Return the records in full, exactly as given.

Collected data
+++

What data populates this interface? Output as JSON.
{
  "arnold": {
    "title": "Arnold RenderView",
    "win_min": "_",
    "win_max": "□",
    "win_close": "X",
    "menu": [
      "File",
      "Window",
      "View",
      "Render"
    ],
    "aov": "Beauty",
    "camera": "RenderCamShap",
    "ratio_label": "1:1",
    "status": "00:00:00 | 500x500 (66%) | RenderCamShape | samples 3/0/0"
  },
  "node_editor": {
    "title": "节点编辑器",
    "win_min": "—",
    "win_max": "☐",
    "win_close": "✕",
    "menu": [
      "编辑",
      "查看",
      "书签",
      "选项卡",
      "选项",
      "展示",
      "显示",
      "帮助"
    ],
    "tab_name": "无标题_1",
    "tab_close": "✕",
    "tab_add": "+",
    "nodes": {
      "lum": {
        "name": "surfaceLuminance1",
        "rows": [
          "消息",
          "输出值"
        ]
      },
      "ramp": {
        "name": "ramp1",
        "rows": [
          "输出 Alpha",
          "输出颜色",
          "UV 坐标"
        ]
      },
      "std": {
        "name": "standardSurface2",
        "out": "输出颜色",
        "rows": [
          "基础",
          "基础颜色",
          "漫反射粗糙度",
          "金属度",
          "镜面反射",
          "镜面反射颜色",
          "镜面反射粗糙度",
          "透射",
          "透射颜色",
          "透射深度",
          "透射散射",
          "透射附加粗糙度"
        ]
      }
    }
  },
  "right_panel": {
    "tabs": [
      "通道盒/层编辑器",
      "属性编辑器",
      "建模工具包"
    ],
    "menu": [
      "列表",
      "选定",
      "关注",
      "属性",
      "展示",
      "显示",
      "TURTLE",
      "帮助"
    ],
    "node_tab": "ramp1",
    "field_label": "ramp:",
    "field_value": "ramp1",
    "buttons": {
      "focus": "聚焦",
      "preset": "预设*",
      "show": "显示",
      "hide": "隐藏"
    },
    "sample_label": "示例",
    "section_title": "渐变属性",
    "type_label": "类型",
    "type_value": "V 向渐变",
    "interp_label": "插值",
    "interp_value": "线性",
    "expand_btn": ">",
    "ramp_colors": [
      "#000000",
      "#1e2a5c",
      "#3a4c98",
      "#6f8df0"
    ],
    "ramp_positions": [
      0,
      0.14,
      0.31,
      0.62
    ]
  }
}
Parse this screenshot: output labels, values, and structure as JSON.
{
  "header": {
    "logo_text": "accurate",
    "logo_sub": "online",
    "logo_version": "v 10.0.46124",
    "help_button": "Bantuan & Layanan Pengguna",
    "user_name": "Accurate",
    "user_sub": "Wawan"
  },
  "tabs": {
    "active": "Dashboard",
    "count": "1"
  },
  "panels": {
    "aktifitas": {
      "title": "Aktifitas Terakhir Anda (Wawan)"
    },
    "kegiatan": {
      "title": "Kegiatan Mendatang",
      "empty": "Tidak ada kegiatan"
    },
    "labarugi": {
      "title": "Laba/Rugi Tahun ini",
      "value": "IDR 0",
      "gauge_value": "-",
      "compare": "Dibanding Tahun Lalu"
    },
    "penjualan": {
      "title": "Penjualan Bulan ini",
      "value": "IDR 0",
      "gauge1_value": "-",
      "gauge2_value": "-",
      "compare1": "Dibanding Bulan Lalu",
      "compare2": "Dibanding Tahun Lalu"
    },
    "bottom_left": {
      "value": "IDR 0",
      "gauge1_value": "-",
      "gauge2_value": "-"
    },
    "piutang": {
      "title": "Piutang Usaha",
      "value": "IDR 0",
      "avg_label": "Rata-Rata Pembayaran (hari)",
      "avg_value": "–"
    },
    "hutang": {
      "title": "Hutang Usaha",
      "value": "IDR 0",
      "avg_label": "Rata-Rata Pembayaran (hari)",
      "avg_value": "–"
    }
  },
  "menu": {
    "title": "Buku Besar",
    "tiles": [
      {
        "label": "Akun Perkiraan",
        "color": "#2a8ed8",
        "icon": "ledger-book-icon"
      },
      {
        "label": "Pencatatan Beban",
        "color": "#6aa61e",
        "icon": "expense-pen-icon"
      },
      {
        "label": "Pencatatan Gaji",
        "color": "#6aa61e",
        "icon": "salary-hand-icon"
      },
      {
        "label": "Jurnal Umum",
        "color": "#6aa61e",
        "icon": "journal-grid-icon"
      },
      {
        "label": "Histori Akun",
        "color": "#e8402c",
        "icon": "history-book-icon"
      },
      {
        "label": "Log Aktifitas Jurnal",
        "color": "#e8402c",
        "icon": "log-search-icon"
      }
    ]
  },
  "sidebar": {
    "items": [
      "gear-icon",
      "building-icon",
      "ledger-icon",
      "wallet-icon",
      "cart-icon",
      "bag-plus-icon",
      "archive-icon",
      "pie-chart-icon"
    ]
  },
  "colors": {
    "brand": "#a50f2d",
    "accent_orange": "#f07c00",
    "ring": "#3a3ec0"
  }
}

+++

▶ RESPONSE:
What data populates this interface? Output as JSON.
{
  "arnold": {
    "title": "Arnold RenderView",
    "win_min": "_",
    "win_max": "□",
    "win_close": "X",
    "menu": [
      "File",
      "Window",
      "View",
      "Render"
    ],
    "aov": "Beauty",
    "camera": "RenderCamShap",
    "ratio_label": "1:1",
    "status": "00:00:00 | 500x500 (66%) | RenderCamShape | samples 3/0/0"
  },
  "node_editor": {
    "title": "节点编辑器",
    "win_min": "—",
    "win_max": "☐",
    "win_close": "✕",
    "menu": [
      "编辑",
      "查看",
      "书签",
      "选项卡",
      "选项",
      "展示",
      "显示",
      "帮助"
    ],
    "tab_name": "无标题_1",
    "tab_close": "✕",
    "tab_add": "+",
    "nodes": {
      "lum": {
        "name": "surfaceLuminance1",
        "rows": [
          "消息",
          "输出值"
        ]
      },
      "ramp": {
        "name": "ramp1",
        "rows": [
          "输出 Alpha",
          "输出颜色",
          "UV 坐标"
        ]
      },
      "std": {
        "name": "standardSurface2",
        "out": "输出颜色",
        "rows": [
          "基础",
          "基础颜色",
          "漫反射粗糙度",
          "金属度",
          "镜面反射",
          "镜面反射颜色",
          "镜面反射粗糙度",
          "透射",
          "透射颜色",
          "透射深度",
          "透射散射",
          "透射附加粗糙度"
        ]
      }
    }
  },
  "right_panel": {
    "tabs": [
      "通道盒/层编辑器",
      "属性编辑器",
      "建模工具包"
    ],
    "menu": [
      "列表",
      "选定",
      "关注",
      "属性",
      "展示",
      "显示",
      "TURTLE",
      "帮助"
    ],
    "node_tab": "ramp1",
    "field_label": "ramp:",
    "field_value": "ramp1",
    "buttons": {
      "focus": "聚焦",
      "preset": "预设*",
      "show": "显示",
      "hide": "隐藏"
    },
    "sample_label": "示例",
    "section_title": "渐变属性",
    "type_label": "类型",
    "type_value": "V 向渐变",
    "interp_label": "插值",
    "interp_value": "线性",
    "expand_btn": ">",
    "ramp_colors": [
      "#000000",
      "#1e2a5c",
      "#3a4c98",
      "#6f8df0"
    ],
    "ramp_positions": [
      0,
      0.14,
      0.31,
      0.62
    ]
  }
}
Parse this screenshot: output labels, values, and structure as JSON.
{
  "header": {
    "logo_text": "accurate",
    "logo_sub": "online",
    "logo_version": "v 10.0.46124",
    "help_button": "Bantuan & Layanan Pengguna",
    "user_name": "Accurate",
    "user_sub": "Wawan"
  },
  "tabs": {
    "active": "Dashboard",
    "count": "1"
  },
  "panels": {
    "aktifitas": {
      "title": "Aktifitas Terakhir Anda (Wawan)"
    },
    "kegiatan": {
      "title": "Kegiatan Mendatang",
      "empty": "Tidak ada kegiatan"
    },
    "labarugi": {
      "title": "Laba/Rugi Tahun ini",
      "value": "IDR 0",
      "gauge_value": "-",
      "compare": "Dibanding Tahun Lalu"
    },
    "penjualan": {
      "title": "Penjualan Bulan ini",
      "value": "IDR 0",
      "gauge1_value": "-",
      "gauge2_value": "-",
      "compare1": "Dibanding Bulan Lalu",
      "compare2": "Dibanding Tahun Lalu"
    },
    "bottom_left": {
      "value": "IDR 0",
      "gauge1_value": "-",
      "gauge2_value": "-"
    },
    "piutang": {
      "title": "Piutang Usaha",
      "value": "IDR 0",
      "avg_label": "Rata-Rata Pembayaran (hari)",
      "avg_value": "–"
    },
    "hutang": {
      "title": "Hutang Usaha",
      "value": "IDR 0",
      "avg_label": "Rata-Rata Pembayaran (hari)",
      "avg_value": "–"
    }
  },
  "menu": {
    "title": "Buku Besar",
    "tiles": [
      {
        "label": "Akun Perkiraan",
        "color": "#2a8ed8",
        "icon": "ledger-book-icon"
      },
      {
        "label": "Pencatatan Beban",
        "color": "#6aa61e",
        "icon": "expense-pen-icon"
      },
      {
        "label": "Pencatatan Gaji",
        "color": "#6aa61e",
        "icon": "salary-hand-icon"
      },
      {
        "label": "Jurnal Umum",
        "color": "#6aa61e",
        "icon": "journal-grid-icon"
      },
      {
        "label": "Histori Akun",
        "color": "#e8402c",
        "icon": "history-book-icon"
      },
      {
        "label": "Log Aktifitas Jurnal",
        "color": "#e8402c",
        "icon": "log-search-icon"
      }
    ]
  },
  "sidebar": {
    "items": [
      "gear-icon",
      "building-icon",
      "ledger-icon",
      "wallet-icon",
      "cart-icon",
      "bag-plus-icon",
      "archive-icon",
      "pie-chart-icon"
    ]
  },
  "colors": {
    "brand": "#a50f2d",
    "accent_orange": "#f07c00",
    "ring": "#3a3ec0"
  }
}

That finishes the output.